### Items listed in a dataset
########

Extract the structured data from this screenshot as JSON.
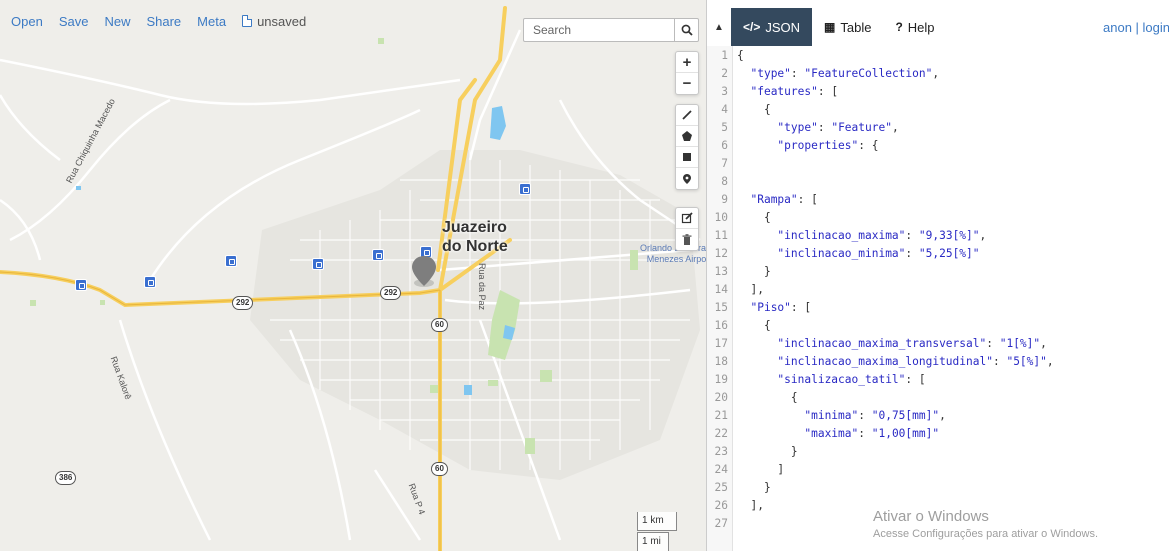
{
  "topbar": {
    "open": "Open",
    "save": "Save",
    "new": "New",
    "share": "Share",
    "meta": "Meta",
    "status": "unsaved"
  },
  "search": {
    "placeholder": "Search"
  },
  "map": {
    "city_line1": "Juazeiro",
    "city_line2": "do Norte",
    "streets": {
      "chiquinha": "Rua Chiquinha Macedo",
      "kalore": "Rua Kalorê",
      "paz": "Rua da Paz",
      "p4": "Rua P 4"
    },
    "place_line1": "Orlando Bezerra de",
    "place_line2": "Menezes Airport",
    "shields": [
      "292",
      "292",
      "60",
      "60",
      "386"
    ],
    "scale_km": "1 km",
    "scale_mi": "1 mi",
    "zoom_in": "+",
    "zoom_out": "−"
  },
  "side": {
    "tabs": [
      {
        "icon": "</>",
        "label": "JSON"
      },
      {
        "icon": "▦",
        "label": "Table"
      },
      {
        "icon": "?",
        "label": "Help"
      }
    ],
    "user": "anon | login"
  },
  "editor_lines": [
    "{",
    "  \"type\": \"FeatureCollection\",",
    "  \"features\": [",
    "    {",
    "      \"type\": \"Feature\",",
    "      \"properties\": {",
    "",
    "",
    "  \"Rampa\": [",
    "    {",
    "      \"inclinacao_maxima\": \"9,33[%]\",",
    "      \"inclinacao_minima\": \"5,25[%]\"",
    "    }",
    "  ],",
    "  \"Piso\": [",
    "    {",
    "      \"inclinacao_maxima_transversal\": \"1[%]\",",
    "      \"inclinacao_maxima_longitudinal\": \"5[%]\",",
    "      \"sinalizacao_tatil\": [",
    "        {",
    "          \"minima\": \"0,75[mm]\",",
    "          \"maxima\": \"1,00[mm]\"",
    "        }",
    "      ]",
    "    }",
    "  ],",
    ""
  ],
  "watermark": {
    "title": "Ativar o Windows",
    "subtitle": "Acesse Configurações para ativar o Windows."
  }
}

########

### WORK TO COMPLETE
Print the records word for word and exclude any picture they hold.

### SOLUTION FOR THIS TASK
Extract the structured data from this screenshot as JSON.
{
  "topbar": {
    "open": "Open",
    "save": "Save",
    "new": "New",
    "share": "Share",
    "meta": "Meta",
    "status": "unsaved"
  },
  "search": {
    "placeholder": "Search"
  },
  "map": {
    "city_line1": "Juazeiro",
    "city_line2": "do Norte",
    "streets": {
      "chiquinha": "Rua Chiquinha Macedo",
      "kalore": "Rua Kalorê",
      "paz": "Rua da Paz",
      "p4": "Rua P 4"
    },
    "place_line1": "Orlando Bezerra de",
    "place_line2": "Menezes Airport",
    "shields": [
      "292",
      "292",
      "60",
      "60",
      "386"
    ],
    "scale_km": "1 km",
    "scale_mi": "1 mi",
    "zoom_in": "+",
    "zoom_out": "−"
  },
  "side": {
    "tabs": [
      {
        "icon": "</>",
        "label": "JSON"
      },
      {
        "icon": "▦",
        "label": "Table"
      },
      {
        "icon": "?",
        "label": "Help"
      }
    ],
    "user": "anon | login"
  },
  "editor_lines": [
    "{",
    "  \"type\": \"FeatureCollection\",",
    "  \"features\": [",
    "    {",
    "      \"type\": \"Feature\",",
    "      \"properties\": {",
    "",
    "",
    "  \"Rampa\": [",
    "    {",
    "      \"inclinacao_maxima\": \"9,33[%]\",",
    "      \"inclinacao_minima\": \"5,25[%]\"",
    "    }",
    "  ],",
    "  \"Piso\": [",
    "    {",
    "      \"inclinacao_maxima_transversal\": \"1[%]\",",
    "      \"inclinacao_maxima_longitudinal\": \"5[%]\",",
    "      \"sinalizacao_tatil\": [",
    "        {",
    "          \"minima\": \"0,75[mm]\",",
    "          \"maxima\": \"1,00[mm]\"",
    "        }",
    "      ]",
    "    }",
    "  ],",
    ""
  ],
  "watermark": {
    "title": "Ativar o Windows",
    "subtitle": "Acesse Configurações para ativar o Windows."
  }
}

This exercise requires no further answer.